* **REQUEST**
Set down the records once more, please, exactly and with the pictures left out.

* **DATASET EXCERPTS**
* begin *
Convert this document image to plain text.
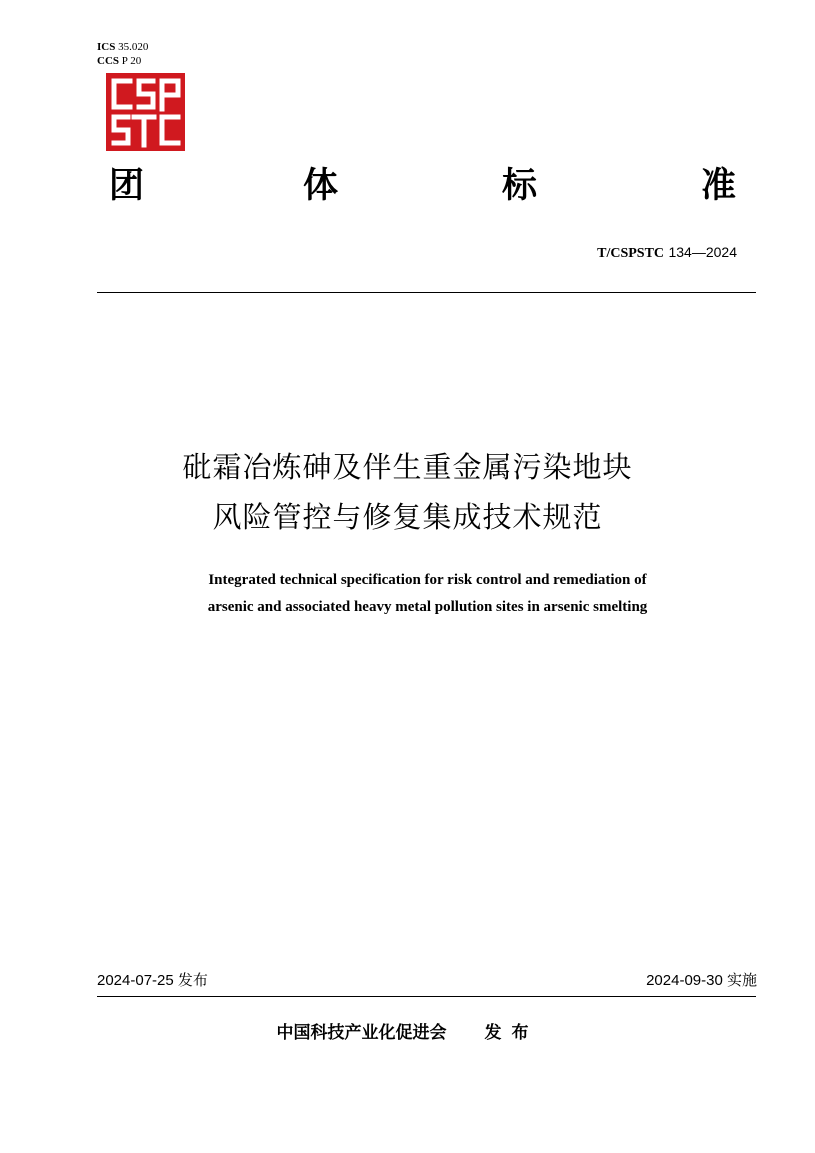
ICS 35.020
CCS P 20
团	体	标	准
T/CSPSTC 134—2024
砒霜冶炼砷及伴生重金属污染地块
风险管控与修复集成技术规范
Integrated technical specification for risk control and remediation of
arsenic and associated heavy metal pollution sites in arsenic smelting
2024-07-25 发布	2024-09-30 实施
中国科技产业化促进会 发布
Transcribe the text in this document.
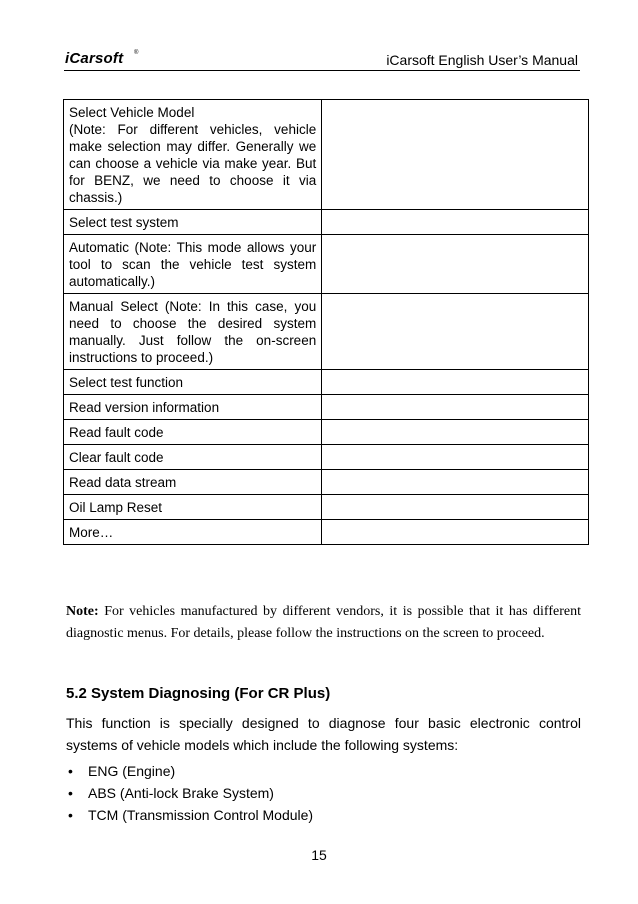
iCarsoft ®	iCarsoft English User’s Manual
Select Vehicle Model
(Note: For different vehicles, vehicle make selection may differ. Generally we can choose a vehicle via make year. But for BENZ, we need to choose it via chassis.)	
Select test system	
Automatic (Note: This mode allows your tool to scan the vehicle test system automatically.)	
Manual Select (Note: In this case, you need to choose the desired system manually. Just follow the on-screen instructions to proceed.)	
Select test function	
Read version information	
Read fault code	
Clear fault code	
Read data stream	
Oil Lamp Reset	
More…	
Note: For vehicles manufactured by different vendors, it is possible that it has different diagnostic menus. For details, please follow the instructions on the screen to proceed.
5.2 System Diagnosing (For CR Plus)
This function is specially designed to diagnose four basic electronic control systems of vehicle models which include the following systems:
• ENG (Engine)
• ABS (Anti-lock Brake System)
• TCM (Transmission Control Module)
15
* end *
* **IN RESPONSE**
Convert this document image to plain text.
ICS 35.020
CCS P 20
团	体	标	准
T/CSPSTC 134—2024
砒霜冶炼砷及伴生重金属污染地块
风险管控与修复集成技术规范
Integrated technical specification for risk control and remediation of
arsenic and associated heavy metal pollution sites in arsenic smelting
2024-07-25 发布	2024-09-30 实施
中国科技产业化促进会 发布
Transcribe the text in this document.
iCarsoft ®	iCarsoft English User’s Manual
Select Vehicle Model
(Note: For different vehicles, vehicle make selection may differ. Generally we can choose a vehicle via make year. But for BENZ, we need to choose it via chassis.)	
Select test system	
Automatic (Note: This mode allows your tool to scan the vehicle test system automatically.)	
Manual Select (Note: In this case, you need to choose the desired system manually. Just follow the on-screen instructions to proceed.)	
Select test function	
Read version information	
Read fault code	
Clear fault code	
Read data stream	
Oil Lamp Reset	
More…	
Note: For vehicles manufactured by different vendors, it is possible that it has different diagnostic menus. For details, please follow the instructions on the screen to proceed.
5.2 System Diagnosing (For CR Plus)
This function is specially designed to diagnose four basic electronic control systems of vehicle models which include the following systems:
• ENG (Engine)
• ABS (Anti-lock Brake System)
• TCM (Transmission Control Module)
15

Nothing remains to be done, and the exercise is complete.